-- Page start --
Request for Question Clarification by haversian-ga on 20 Jan 2004 16:48 PST
Hello marcfest-ga

I know how to fix your grab function, but in neither the original nor
the fixed version does the callback seem to do much.  In particular,
its print function doesn't print anything.

Do you want just a fix for grab, or do you want me to see what I can
do with callback?  If you'd like me to work on callback, what is it
supposed to do?  What parts of the response do you want stored in
@results?

-Haversian

Clarification of Question by marcfest-ga on 20 Jan 2004 19:48 PST
Hi Haversian - 

pls change the script as you deem fit. What matters is that it will
work fast and that the timeout will work. Pls test it with
http://216.239.39.111/ which should cause the time out to be triggered
since it's a bogus URL.

Thx.

Request for Question Clarification by haversian-ga on 20 Jan 2004 20:51 PST
Thanks for the quick reply.

I wouldn't feel comfortable taking your $20 if I'm not getting you what you want.

Are you happy with the callback function?  That is, is the script
giving you the output you want, just taking too long to do it?  If so,
I'll post my changes to the grab function and get you on your way.
-- Page end --
-- Extracted data start --
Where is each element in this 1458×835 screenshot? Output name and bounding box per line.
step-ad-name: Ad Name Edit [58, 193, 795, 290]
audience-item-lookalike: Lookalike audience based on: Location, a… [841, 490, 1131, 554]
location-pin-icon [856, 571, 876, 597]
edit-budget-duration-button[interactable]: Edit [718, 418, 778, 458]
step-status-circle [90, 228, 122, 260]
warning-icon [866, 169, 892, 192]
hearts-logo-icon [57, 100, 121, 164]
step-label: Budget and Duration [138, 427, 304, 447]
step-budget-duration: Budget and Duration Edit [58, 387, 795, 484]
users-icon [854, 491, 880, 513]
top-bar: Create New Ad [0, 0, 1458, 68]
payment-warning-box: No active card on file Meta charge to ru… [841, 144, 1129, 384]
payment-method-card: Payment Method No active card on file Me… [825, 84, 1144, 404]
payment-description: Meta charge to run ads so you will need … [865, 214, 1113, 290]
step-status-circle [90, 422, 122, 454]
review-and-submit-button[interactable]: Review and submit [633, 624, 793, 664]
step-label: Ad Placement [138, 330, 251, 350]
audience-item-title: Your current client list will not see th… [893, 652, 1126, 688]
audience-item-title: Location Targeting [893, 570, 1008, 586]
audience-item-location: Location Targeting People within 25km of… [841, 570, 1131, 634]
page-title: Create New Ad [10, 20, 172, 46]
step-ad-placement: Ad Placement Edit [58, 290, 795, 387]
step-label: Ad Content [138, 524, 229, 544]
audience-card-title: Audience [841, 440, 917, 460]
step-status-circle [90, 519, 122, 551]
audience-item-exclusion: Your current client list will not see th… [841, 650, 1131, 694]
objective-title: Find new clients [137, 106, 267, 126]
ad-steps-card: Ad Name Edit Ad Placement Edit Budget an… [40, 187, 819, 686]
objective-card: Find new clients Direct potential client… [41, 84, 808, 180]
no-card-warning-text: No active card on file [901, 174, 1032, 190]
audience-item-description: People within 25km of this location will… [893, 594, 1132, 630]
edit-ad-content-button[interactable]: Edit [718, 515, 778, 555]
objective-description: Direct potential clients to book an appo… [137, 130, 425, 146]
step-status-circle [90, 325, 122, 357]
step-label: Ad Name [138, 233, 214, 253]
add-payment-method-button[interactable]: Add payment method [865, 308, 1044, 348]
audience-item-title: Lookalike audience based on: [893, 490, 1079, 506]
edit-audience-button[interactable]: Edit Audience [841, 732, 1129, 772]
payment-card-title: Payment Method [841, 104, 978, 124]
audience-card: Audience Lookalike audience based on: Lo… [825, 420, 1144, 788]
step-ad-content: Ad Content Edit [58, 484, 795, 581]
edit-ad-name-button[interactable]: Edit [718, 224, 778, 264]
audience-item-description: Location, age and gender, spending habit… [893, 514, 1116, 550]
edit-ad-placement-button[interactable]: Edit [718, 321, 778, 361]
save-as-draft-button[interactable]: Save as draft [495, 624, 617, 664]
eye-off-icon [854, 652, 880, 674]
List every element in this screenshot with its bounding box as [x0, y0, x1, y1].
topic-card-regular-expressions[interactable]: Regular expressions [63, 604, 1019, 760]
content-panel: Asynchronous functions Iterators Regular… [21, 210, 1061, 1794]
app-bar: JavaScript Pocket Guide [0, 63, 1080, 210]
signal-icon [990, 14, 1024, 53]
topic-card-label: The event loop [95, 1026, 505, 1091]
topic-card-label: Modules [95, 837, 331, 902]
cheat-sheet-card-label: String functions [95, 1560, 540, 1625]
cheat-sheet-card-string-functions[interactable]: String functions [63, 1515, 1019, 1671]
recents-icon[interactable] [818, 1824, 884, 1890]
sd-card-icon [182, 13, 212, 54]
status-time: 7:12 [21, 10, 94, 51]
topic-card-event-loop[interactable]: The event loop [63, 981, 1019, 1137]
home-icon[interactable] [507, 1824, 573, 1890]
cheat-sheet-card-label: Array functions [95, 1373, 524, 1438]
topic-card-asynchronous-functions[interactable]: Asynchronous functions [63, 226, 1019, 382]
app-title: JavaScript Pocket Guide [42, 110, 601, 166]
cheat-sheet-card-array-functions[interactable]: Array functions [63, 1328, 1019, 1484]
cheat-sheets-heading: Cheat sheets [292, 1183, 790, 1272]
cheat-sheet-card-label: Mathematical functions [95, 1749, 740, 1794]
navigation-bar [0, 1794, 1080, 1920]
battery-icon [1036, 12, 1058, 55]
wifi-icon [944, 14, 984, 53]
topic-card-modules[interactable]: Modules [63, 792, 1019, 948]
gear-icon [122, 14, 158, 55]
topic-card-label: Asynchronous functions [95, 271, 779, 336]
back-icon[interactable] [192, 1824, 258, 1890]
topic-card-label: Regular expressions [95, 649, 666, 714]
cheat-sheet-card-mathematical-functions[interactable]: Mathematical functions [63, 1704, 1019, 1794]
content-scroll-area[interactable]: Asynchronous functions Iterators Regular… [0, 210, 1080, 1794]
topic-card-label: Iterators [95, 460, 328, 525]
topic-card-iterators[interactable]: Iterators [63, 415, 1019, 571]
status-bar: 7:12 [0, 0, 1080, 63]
-- Extracted data end --
_List of tasks_
A: In the forum thread, which URL does marcfest-ga ask to be used for testing the script?
B: Transcribe the part of the forum thread that opens with the words containing "Clarification of Question" and closes with "what you want.".

_Expected answers_
A: http://216.239.39.111/

B:
Clarification of Question by marcfest-ga on 20 Jan 2004 19:48 PST
Hi Haversian - 

pls change the script as you deem fit. What matters is that it will
work fast and that the timeout will work. Pls test it with
http://216.239.39.111/ which should cause the time out to be triggered
since it's a bogus URL.

Thx.

Request for Question Clarification by haversian-ga on 20 Jan 2004 20:51 PST
Thanks for the quick reply.

I wouldn't feel comfortable taking your $20 if I'm not getting you what you want.